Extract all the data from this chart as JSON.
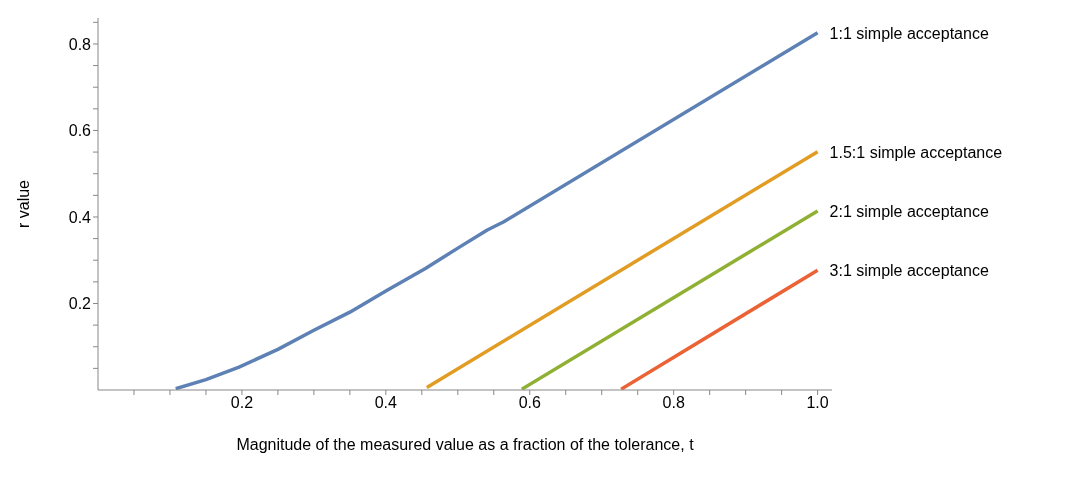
{
  "chart_data": {
    "type": "line",
    "xlabel": "Magnitude of the measured value as a fraction of the tolerance, t",
    "ylabel": "r value",
    "xlim": [
      0,
      1.02
    ],
    "ylim": [
      0,
      0.86
    ],
    "xticks": [
      {
        "value": 0.05,
        "label": null
      },
      {
        "value": 0.1,
        "label": null
      },
      {
        "value": 0.15,
        "label": null
      },
      0.2,
      {
        "value": 0.25,
        "label": null
      },
      {
        "value": 0.3,
        "label": null
      },
      {
        "value": 0.35,
        "label": null
      },
      0.4,
      {
        "value": 0.45,
        "label": null
      },
      {
        "value": 0.5,
        "label": null
      },
      {
        "value": 0.55,
        "label": null
      },
      0.6,
      {
        "value": 0.65,
        "label": null
      },
      {
        "value": 0.7,
        "label": null
      },
      {
        "value": 0.75,
        "label": null
      },
      0.8,
      {
        "value": 0.85,
        "label": null
      },
      {
        "value": 0.9,
        "label": null
      },
      {
        "value": 0.95,
        "label": null
      },
      {
        "value": 1,
        "label": "1.0"
      }
    ],
    "yticks": [
      {
        "value": 0.05,
        "label": null
      },
      {
        "value": 0.1,
        "label": null
      },
      {
        "value": 0.15,
        "label": null
      },
      0.2,
      {
        "value": 0.25,
        "label": null
      },
      {
        "value": 0.3,
        "label": null
      },
      {
        "value": 0.35,
        "label": null
      },
      0.4,
      {
        "value": 0.45,
        "label": null
      },
      {
        "value": 0.5,
        "label": null
      },
      {
        "value": 0.55,
        "label": null
      },
      0.6,
      {
        "value": 0.65,
        "label": null
      },
      {
        "value": 0.7,
        "label": null
      },
      {
        "value": 0.75,
        "label": null
      },
      0.8,
      {
        "value": 0.85,
        "label": null
      }
    ],
    "grid": false,
    "legend": false,
    "marker": "none",
    "line_style": "solid",
    "series": [
      {
        "name": "1:1 simple acceptance",
        "color": "#5e81b5",
        "x": [
          0.108,
          0.15,
          0.196,
          0.25,
          0.3,
          0.35,
          0.4,
          0.455,
          0.5,
          0.541,
          0.564,
          1.0
        ],
        "values": [
          0.003,
          0.024,
          0.053,
          0.094,
          0.138,
          0.18,
          0.229,
          0.281,
          0.328,
          0.37,
          0.389,
          0.826
        ]
      },
      {
        "name": "1.5:1 simple acceptance",
        "color": "#e19c24",
        "x": [
          0.457,
          1.0
        ],
        "values": [
          0.006,
          0.551
        ]
      },
      {
        "name": "2:1 simple acceptance",
        "color": "#8fb032",
        "x": [
          0.589,
          1.0
        ],
        "values": [
          0.002,
          0.414
        ]
      },
      {
        "name": "3:1 simple acceptance",
        "color": "#eb6235",
        "x": [
          0.727,
          1.0
        ],
        "values": [
          0.002,
          0.277
        ]
      }
    ]
  }
}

*Required task*
Your answer should be a single number: the count of lines in the material above that contain "simple".

*Exercise answer*
4